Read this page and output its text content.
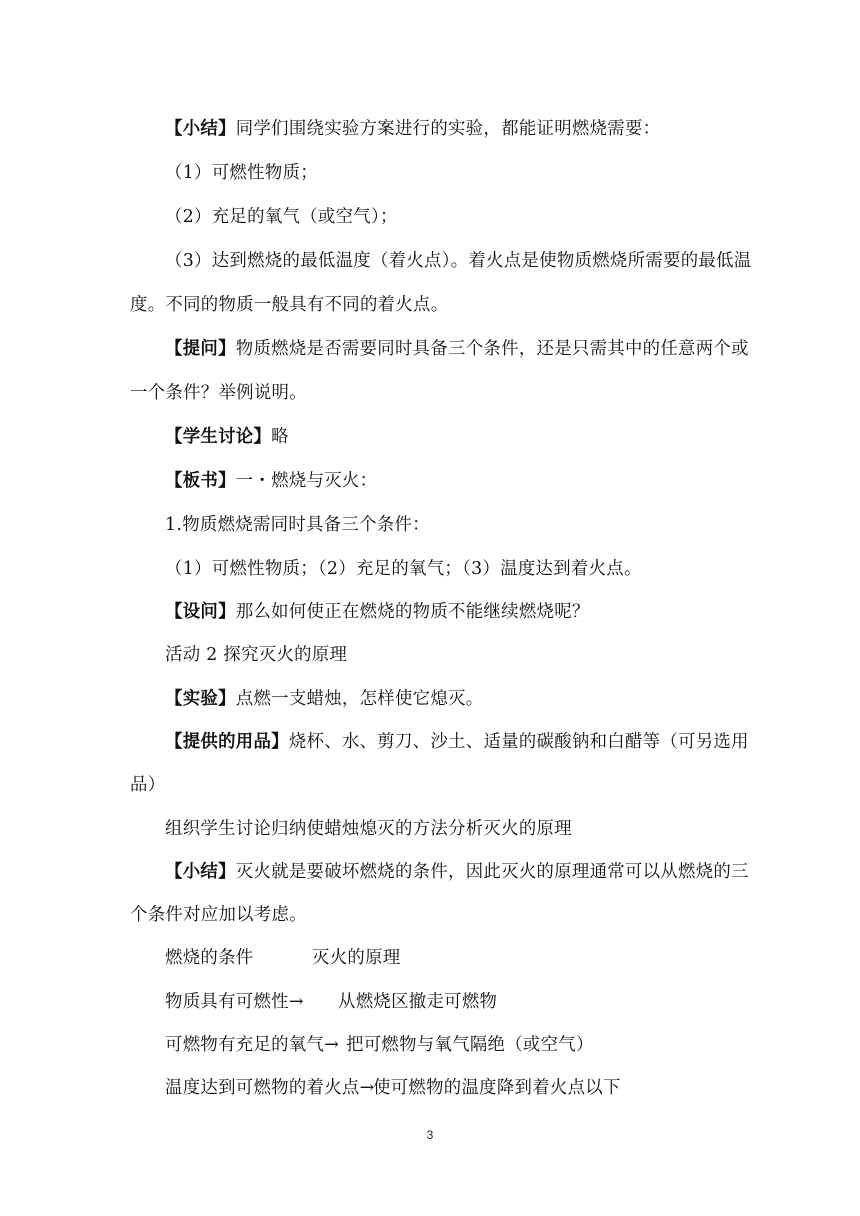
【小结】同学们围绕实验方案进行的实验，都能证明燃烧需要：
（1）可燃性物质；
（2）充足的氧气（或空气）；
（3）达到燃烧的最低温度（着火点）。着火点是使物质燃烧所需要的最低温
度。不同的物质一般具有不同的着火点。
【提问】物质燃烧是否需要同时具备三个条件，还是只需其中的任意两个或
一个条件？举例说明。
【学生讨论】略
【板书】一・燃烧与灭火：
1.物质燃烧需同时具备三个条件：
（1）可燃性物质；（2）充足的氧气；（3）温度达到着火点。
【设问】那么如何使正在燃烧的物质不能继续燃烧呢？
活动 2 探究灭火的原理
【实验】点燃一支蜡烛，怎样使它熄灭。
【提供的用品】烧杯、水、剪刀、沙土、适量的碳酸钠和白醋等（可另选用
品）
组织学生讨论归纳使蜡烛熄灭的方法分析灭火的原理
【小结】灭火就是要破坏燃烧的条件，因此灭火的原理通常可以从燃烧的三
个条件对应加以考虑。
燃烧的条件	灭火的原理
物质具有可燃性→ 从燃烧区撤走可燃物
可燃物有充足的氧气→ 把可燃物与氧气隔绝（或空气）
温度达到可燃物的着火点→
使可燃物的温度降到着火点以下
3
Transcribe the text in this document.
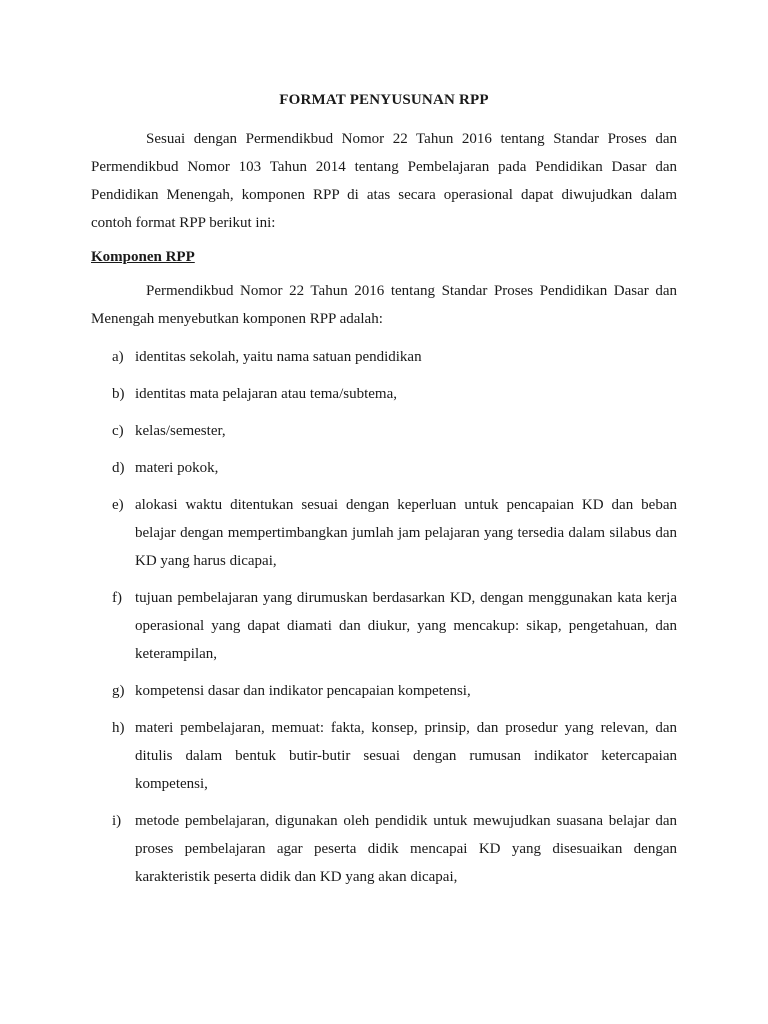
FORMAT PENYUSUNAN RPP

Sesuai dengan Permendikbud Nomor 22 Tahun 2016 tentang Standar Proses dan Permendikbud Nomor 103 Tahun 2014 tentang Pembelajaran pada Pendidikan Dasar dan Pendidikan Menengah, komponen RPP di atas secara operasional dapat diwujudkan dalam contoh format RPP berikut ini:

Komponen RPP

Permendikbud Nomor 22 Tahun 2016 tentang Standar Proses Pendidikan Dasar dan Menengah menyebutkan komponen RPP adalah:

a) identitas sekolah, yaitu nama satuan pendidikan
b) identitas mata pelajaran atau tema/subtema,
c) kelas/semester,
d) materi pokok,
e) alokasi waktu ditentukan sesuai dengan keperluan untuk pencapaian KD dan beban belajar dengan mempertimbangkan jumlah jam pelajaran yang tersedia dalam silabus dan KD yang harus dicapai,
f) tujuan pembelajaran yang dirumuskan berdasarkan KD, dengan menggunakan kata kerja operasional yang dapat diamati dan diukur, yang mencakup: sikap, pengetahuan, dan keterampilan,
g) kompetensi dasar dan indikator pencapaian kompetensi,
h) materi pembelajaran, memuat: fakta, konsep, prinsip, dan prosedur yang relevan, dan ditulis dalam bentuk butir-butir sesuai dengan rumusan indikator ketercapaian kompetensi,
i) metode pembelajaran, digunakan oleh pendidik untuk mewujudkan suasana belajar dan proses pembelajaran agar peserta didik mencapai KD yang disesuaikan dengan karakteristik peserta didik dan KD yang akan dicapai,
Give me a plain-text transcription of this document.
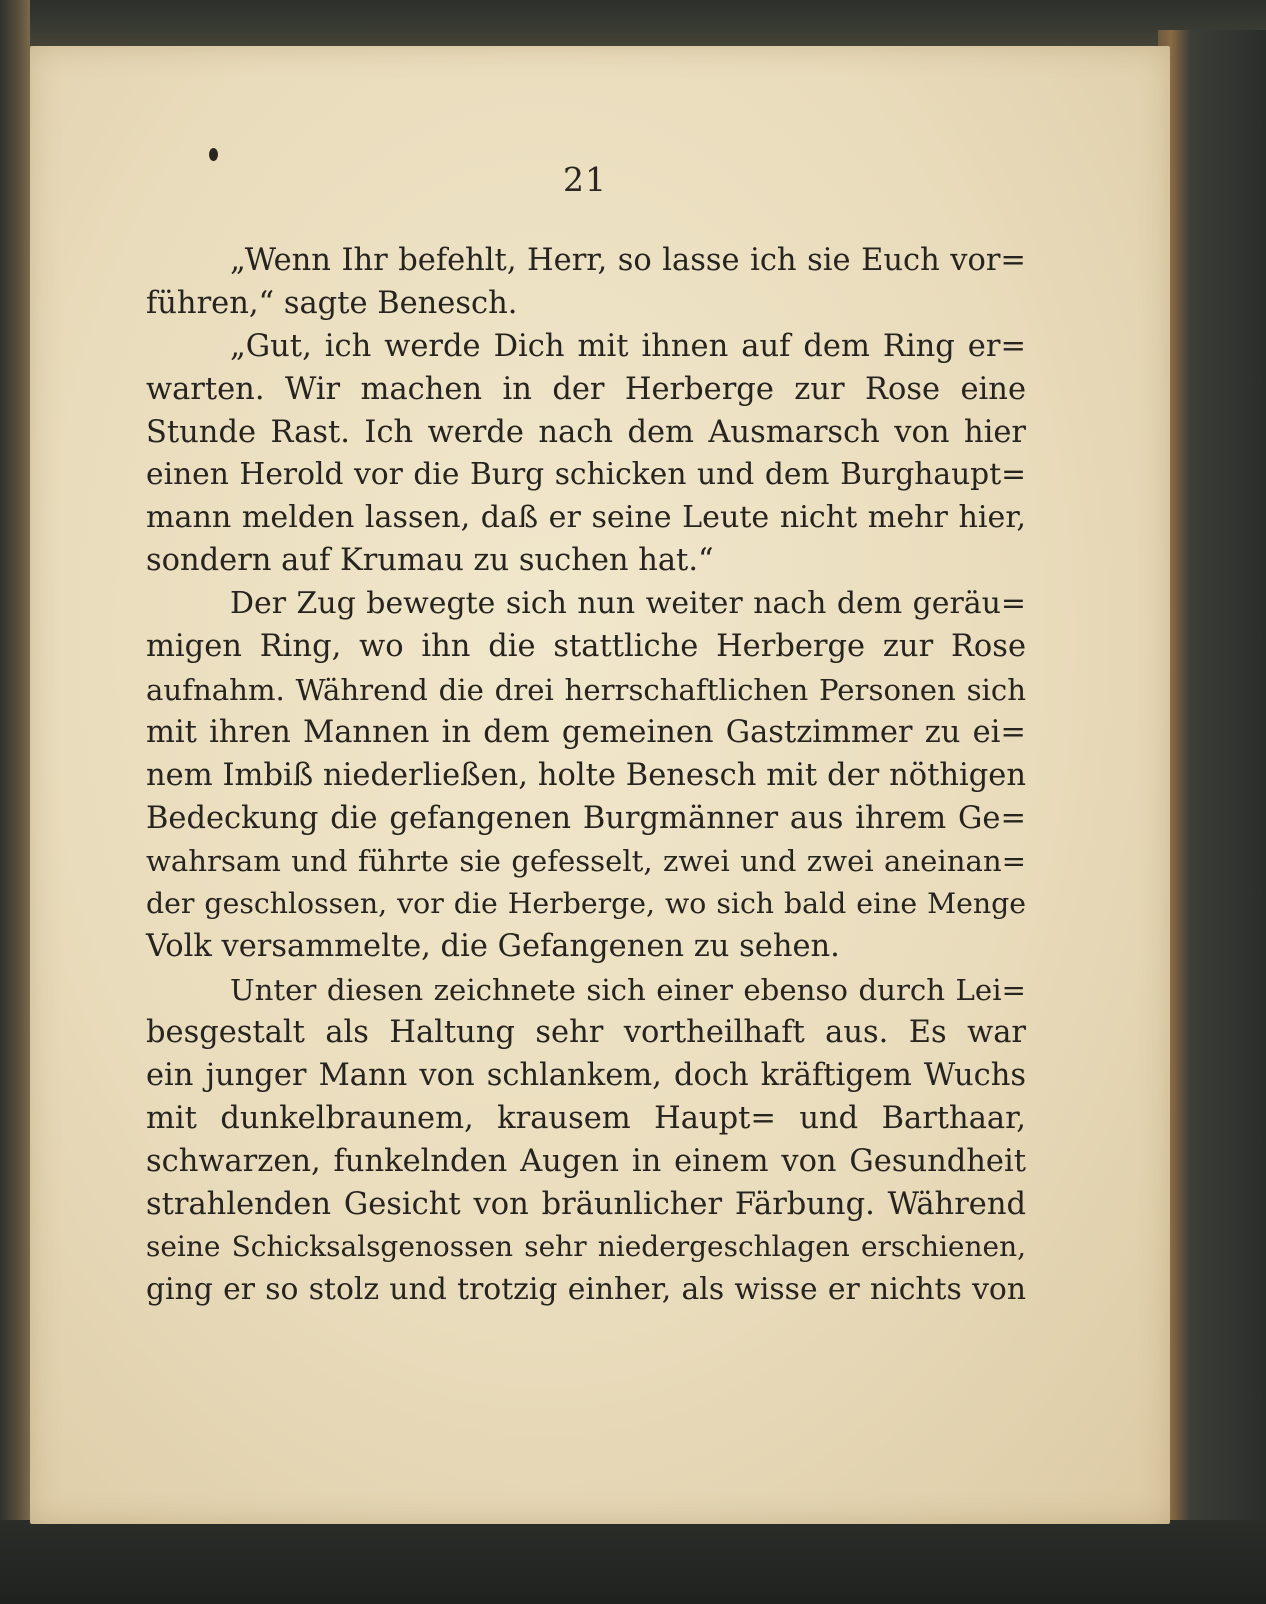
21
„Wenn Ihr befehlt, Herr, so lasse ich sie Euch vor=
führen,“ sagte Benesch.
„Gut, ich werde Dich mit ihnen auf dem Ring er=
warten. Wir machen in der Herberge zur Rose eine
Stunde Rast. Ich werde nach dem Ausmarsch von hier
einen Herold vor die Burg schicken und dem Burghaupt=
mann melden lassen, daß er seine Leute nicht mehr hier,
sondern auf Krumau zu suchen hat.“
Der Zug bewegte sich nun weiter nach dem geräu=
migen Ring, wo ihn die stattliche Herberge zur Rose
aufnahm. Während die drei herrschaftlichen Personen sich
mit ihren Mannen in dem gemeinen Gastzimmer zu ei=
nem Imbiß niederließen, holte Benesch mit der nöthigen
Bedeckung die gefangenen Burgmänner aus ihrem Ge=
wahrsam und führte sie gefesselt, zwei und zwei aneinan=
der geschlossen, vor die Herberge, wo sich bald eine Menge
Volk versammelte, die Gefangenen zu sehen.
Unter diesen zeichnete sich einer ebenso durch Lei=
besgestalt als Haltung sehr vortheilhaft aus. Es war
ein junger Mann von schlankem, doch kräftigem Wuchs
mit dunkelbraunem, krausem Haupt= und Barthaar,
schwarzen, funkelnden Augen in einem von Gesundheit
strahlenden Gesicht von bräunlicher Färbung. Während
seine Schicksalsgenossen sehr niedergeschlagen erschienen,
ging er so stolz und trotzig einher, als wisse er nichts von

....

§ EXERCISE PROMPT
Count how many lines in the data above hold the string "hier", and give the number with no other words.

§ EXPECTED OUTPUT
2